** YOUR GOAL **
List, from the lines below, each one with "③④错误" in it.

[Stored data]
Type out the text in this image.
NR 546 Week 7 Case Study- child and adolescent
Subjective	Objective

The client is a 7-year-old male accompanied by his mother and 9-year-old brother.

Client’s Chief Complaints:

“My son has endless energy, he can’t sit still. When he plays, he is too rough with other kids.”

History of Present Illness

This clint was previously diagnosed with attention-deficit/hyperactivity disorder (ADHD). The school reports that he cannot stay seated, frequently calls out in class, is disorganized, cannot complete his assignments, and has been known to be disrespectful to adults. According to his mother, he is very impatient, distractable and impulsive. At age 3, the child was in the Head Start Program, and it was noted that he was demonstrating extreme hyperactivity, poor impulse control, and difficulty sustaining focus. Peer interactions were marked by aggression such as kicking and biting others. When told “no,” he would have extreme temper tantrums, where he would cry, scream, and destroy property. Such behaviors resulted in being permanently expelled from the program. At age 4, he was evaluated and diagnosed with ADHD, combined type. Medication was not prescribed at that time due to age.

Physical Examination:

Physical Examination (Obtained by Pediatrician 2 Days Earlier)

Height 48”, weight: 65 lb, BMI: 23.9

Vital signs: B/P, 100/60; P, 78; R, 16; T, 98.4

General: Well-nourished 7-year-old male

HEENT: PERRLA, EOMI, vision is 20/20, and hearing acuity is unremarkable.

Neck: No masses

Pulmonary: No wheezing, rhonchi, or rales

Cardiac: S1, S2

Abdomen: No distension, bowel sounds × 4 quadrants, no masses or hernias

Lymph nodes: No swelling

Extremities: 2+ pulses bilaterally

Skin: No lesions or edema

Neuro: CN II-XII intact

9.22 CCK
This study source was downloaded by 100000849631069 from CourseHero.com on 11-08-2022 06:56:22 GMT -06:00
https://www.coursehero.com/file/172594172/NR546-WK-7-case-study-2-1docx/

* * *

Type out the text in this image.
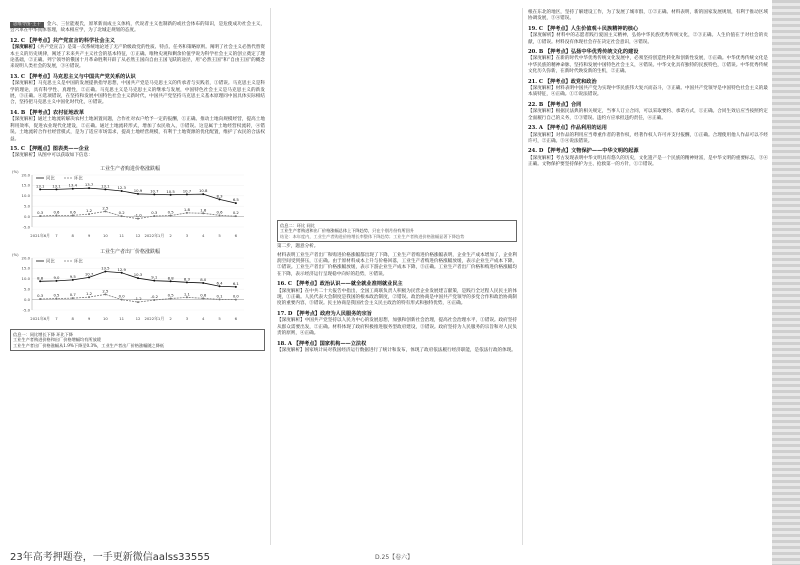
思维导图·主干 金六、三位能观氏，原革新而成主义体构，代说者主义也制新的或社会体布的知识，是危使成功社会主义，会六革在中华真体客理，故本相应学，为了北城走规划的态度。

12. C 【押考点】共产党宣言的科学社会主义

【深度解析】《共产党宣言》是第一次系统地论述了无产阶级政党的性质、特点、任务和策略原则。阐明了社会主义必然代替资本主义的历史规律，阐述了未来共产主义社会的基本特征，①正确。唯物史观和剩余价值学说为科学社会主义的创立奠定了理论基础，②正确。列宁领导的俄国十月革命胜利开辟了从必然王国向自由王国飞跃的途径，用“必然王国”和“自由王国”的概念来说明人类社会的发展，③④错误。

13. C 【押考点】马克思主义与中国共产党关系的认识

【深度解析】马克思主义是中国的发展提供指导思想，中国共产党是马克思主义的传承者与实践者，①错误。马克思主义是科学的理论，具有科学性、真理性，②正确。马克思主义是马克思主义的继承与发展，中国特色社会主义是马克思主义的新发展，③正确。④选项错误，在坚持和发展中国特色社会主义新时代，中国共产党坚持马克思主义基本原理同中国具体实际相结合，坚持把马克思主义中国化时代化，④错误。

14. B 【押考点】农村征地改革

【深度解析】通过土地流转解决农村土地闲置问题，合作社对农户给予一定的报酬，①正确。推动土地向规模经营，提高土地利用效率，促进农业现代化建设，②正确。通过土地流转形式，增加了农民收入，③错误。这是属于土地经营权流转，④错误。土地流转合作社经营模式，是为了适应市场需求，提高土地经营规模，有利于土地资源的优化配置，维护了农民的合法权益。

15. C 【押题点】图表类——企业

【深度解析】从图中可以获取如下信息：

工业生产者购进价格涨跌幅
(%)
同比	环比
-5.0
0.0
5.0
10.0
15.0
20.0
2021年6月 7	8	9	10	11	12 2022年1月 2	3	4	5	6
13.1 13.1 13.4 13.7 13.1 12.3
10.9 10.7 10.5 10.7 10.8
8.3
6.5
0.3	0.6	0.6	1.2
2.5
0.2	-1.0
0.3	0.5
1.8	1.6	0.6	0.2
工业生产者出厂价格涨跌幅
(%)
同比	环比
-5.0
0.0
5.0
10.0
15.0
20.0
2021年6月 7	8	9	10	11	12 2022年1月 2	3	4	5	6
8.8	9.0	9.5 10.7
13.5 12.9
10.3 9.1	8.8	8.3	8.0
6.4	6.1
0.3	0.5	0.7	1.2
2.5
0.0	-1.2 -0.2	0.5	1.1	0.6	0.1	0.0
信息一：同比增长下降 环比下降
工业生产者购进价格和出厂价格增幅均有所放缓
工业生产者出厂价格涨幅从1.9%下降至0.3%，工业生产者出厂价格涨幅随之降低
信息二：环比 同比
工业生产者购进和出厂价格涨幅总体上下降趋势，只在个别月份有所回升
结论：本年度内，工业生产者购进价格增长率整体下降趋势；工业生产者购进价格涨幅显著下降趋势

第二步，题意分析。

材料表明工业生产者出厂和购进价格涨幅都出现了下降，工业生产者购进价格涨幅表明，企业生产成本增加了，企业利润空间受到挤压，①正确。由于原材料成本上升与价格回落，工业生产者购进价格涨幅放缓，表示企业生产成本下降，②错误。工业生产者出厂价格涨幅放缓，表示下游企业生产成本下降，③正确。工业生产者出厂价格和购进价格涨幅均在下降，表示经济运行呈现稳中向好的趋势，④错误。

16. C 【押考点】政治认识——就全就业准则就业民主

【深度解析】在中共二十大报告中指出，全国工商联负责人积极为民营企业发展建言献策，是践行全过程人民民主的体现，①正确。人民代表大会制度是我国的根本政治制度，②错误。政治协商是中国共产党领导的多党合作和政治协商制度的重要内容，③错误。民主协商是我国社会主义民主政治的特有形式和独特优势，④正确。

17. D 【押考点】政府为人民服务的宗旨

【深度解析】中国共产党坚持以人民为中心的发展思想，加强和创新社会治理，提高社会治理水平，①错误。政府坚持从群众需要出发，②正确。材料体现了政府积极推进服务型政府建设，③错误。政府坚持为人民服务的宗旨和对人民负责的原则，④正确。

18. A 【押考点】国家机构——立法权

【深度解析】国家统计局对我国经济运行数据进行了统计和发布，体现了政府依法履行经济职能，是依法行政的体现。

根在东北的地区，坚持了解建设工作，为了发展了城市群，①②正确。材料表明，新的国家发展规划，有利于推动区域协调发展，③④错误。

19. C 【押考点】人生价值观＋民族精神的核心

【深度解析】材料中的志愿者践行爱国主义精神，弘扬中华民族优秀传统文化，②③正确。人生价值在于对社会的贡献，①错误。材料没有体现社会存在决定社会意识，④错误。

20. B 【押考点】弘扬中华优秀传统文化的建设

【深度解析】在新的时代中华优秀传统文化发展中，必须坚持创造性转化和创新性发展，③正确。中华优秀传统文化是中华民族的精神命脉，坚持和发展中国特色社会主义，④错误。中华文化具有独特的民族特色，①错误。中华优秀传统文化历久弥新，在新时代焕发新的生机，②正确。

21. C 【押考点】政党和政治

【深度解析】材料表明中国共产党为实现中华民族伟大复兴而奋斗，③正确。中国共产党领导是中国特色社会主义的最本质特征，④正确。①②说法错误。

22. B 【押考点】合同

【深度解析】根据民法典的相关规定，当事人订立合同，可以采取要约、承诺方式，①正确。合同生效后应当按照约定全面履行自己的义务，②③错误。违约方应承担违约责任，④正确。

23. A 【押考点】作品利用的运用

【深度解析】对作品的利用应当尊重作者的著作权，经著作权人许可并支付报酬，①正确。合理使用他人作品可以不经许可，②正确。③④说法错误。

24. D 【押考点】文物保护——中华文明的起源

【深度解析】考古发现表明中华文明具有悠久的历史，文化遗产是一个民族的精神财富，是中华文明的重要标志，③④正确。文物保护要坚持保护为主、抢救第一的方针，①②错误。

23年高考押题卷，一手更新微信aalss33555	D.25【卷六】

** RESPONSE TO THE EXERCISE **
【深度解析】《共产党宣言》是第一次系统地论述了无产阶级政党的性质、特点、任务和策略原则。阐明了社会主义必然代替资本主义的历史规律，阐述了未来共产主义社会的基本特征，①正确。唯物史观和剩余价值学说为科学社会主义的创立奠定了理论基础，②正确。列宁领导的俄国十月革命胜利开辟了从必然王国向自由王国飞跃的途径，用“必然王国”和“自由王国”的概念来说明人类社会的发展，③④错误。
根在东北的地区，坚持了解建设工作，为了发展了城市群，①②正确。材料表明，新的国家发展规划，有利于推动区域协调发展，③④错误。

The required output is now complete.